Raw records:
★ ★ ★ ★
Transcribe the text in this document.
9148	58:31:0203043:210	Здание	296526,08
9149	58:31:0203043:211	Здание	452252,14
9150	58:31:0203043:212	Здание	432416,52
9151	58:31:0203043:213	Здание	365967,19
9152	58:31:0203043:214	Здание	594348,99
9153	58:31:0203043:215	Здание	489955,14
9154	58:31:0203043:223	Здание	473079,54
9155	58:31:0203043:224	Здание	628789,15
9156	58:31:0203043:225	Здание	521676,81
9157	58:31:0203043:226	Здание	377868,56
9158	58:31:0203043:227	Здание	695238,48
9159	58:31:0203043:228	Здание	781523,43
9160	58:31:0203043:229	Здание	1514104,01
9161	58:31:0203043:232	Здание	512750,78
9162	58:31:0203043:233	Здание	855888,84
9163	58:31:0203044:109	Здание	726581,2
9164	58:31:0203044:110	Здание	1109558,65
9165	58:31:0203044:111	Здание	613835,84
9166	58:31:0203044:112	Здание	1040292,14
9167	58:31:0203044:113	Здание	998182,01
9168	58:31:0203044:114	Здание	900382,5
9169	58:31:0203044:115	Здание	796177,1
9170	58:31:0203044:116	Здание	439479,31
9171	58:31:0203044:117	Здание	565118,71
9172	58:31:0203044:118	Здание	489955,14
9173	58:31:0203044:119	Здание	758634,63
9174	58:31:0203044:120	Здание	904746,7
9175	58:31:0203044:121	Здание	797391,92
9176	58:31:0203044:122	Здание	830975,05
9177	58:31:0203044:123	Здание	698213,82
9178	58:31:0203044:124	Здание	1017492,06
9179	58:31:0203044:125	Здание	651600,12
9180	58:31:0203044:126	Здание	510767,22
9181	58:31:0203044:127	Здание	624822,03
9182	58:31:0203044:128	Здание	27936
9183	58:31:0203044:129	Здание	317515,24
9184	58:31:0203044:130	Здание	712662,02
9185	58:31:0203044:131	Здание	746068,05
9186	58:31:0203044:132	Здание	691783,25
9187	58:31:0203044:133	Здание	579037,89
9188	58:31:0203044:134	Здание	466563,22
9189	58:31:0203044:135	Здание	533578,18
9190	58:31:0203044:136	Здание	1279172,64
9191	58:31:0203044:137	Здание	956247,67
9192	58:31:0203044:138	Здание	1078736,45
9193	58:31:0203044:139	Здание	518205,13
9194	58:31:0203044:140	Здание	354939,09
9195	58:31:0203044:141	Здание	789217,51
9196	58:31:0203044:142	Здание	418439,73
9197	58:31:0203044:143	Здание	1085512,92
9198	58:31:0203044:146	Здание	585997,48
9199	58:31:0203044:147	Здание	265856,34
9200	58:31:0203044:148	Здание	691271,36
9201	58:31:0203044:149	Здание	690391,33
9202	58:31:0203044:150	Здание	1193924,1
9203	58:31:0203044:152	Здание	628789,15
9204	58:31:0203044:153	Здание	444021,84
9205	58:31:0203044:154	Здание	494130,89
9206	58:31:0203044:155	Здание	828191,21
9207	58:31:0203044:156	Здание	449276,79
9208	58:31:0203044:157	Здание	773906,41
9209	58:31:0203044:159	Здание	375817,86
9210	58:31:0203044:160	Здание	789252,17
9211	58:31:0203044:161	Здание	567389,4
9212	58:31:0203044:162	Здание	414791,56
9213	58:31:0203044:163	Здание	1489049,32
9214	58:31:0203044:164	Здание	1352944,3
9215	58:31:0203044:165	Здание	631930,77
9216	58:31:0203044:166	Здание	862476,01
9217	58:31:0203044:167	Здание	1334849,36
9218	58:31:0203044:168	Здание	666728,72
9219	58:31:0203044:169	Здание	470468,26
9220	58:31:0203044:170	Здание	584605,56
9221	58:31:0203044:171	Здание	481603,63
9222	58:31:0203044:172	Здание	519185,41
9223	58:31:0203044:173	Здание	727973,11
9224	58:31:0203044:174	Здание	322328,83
★ ★ ★ ★
STATED TASK:
Every entry should be printed again exactly as written.

FINAL ANSWER:
Transcribe the text in this document.
9148	58:31:0203043:210	Здание	296526,08
9149	58:31:0203043:211	Здание	452252,14
9150	58:31:0203043:212	Здание	432416,52
9151	58:31:0203043:213	Здание	365967,19
9152	58:31:0203043:214	Здание	594348,99
9153	58:31:0203043:215	Здание	489955,14
9154	58:31:0203043:223	Здание	473079,54
9155	58:31:0203043:224	Здание	628789,15
9156	58:31:0203043:225	Здание	521676,81
9157	58:31:0203043:226	Здание	377868,56
9158	58:31:0203043:227	Здание	695238,48
9159	58:31:0203043:228	Здание	781523,43
9160	58:31:0203043:229	Здание	1514104,01
9161	58:31:0203043:232	Здание	512750,78
9162	58:31:0203043:233	Здание	855888,84
9163	58:31:0203044:109	Здание	726581,2
9164	58:31:0203044:110	Здание	1109558,65
9165	58:31:0203044:111	Здание	613835,84
9166	58:31:0203044:112	Здание	1040292,14
9167	58:31:0203044:113	Здание	998182,01
9168	58:31:0203044:114	Здание	900382,5
9169	58:31:0203044:115	Здание	796177,1
9170	58:31:0203044:116	Здание	439479,31
9171	58:31:0203044:117	Здание	565118,71
9172	58:31:0203044:118	Здание	489955,14
9173	58:31:0203044:119	Здание	758634,63
9174	58:31:0203044:120	Здание	904746,7
9175	58:31:0203044:121	Здание	797391,92
9176	58:31:0203044:122	Здание	830975,05
9177	58:31:0203044:123	Здание	698213,82
9178	58:31:0203044:124	Здание	1017492,06
9179	58:31:0203044:125	Здание	651600,12
9180	58:31:0203044:126	Здание	510767,22
9181	58:31:0203044:127	Здание	624822,03
9182	58:31:0203044:128	Здание	27936
9183	58:31:0203044:129	Здание	317515,24
9184	58:31:0203044:130	Здание	712662,02
9185	58:31:0203044:131	Здание	746068,05
9186	58:31:0203044:132	Здание	691783,25
9187	58:31:0203044:133	Здание	579037,89
9188	58:31:0203044:134	Здание	466563,22
9189	58:31:0203044:135	Здание	533578,18
9190	58:31:0203044:136	Здание	1279172,64
9191	58:31:0203044:137	Здание	956247,67
9192	58:31:0203044:138	Здание	1078736,45
9193	58:31:0203044:139	Здание	518205,13
9194	58:31:0203044:140	Здание	354939,09
9195	58:31:0203044:141	Здание	789217,51
9196	58:31:0203044:142	Здание	418439,73
9197	58:31:0203044:143	Здание	1085512,92
9198	58:31:0203044:146	Здание	585997,48
9199	58:31:0203044:147	Здание	265856,34
9200	58:31:0203044:148	Здание	691271,36
9201	58:31:0203044:149	Здание	690391,33
9202	58:31:0203044:150	Здание	1193924,1
9203	58:31:0203044:152	Здание	628789,15
9204	58:31:0203044:153	Здание	444021,84
9205	58:31:0203044:154	Здание	494130,89
9206	58:31:0203044:155	Здание	828191,21
9207	58:31:0203044:156	Здание	449276,79
9208	58:31:0203044:157	Здание	773906,41
9209	58:31:0203044:159	Здание	375817,86
9210	58:31:0203044:160	Здание	789252,17
9211	58:31:0203044:161	Здание	567389,4
9212	58:31:0203044:162	Здание	414791,56
9213	58:31:0203044:163	Здание	1489049,32
9214	58:31:0203044:164	Здание	1352944,3
9215	58:31:0203044:165	Здание	631930,77
9216	58:31:0203044:166	Здание	862476,01
9217	58:31:0203044:167	Здание	1334849,36
9218	58:31:0203044:168	Здание	666728,72
9219	58:31:0203044:169	Здание	470468,26
9220	58:31:0203044:170	Здание	584605,56
9221	58:31:0203044:171	Здание	481603,63
9222	58:31:0203044:172	Здание	519185,41
9223	58:31:0203044:173	Здание	727973,11
9224	58:31:0203044:174	Здание	322328,83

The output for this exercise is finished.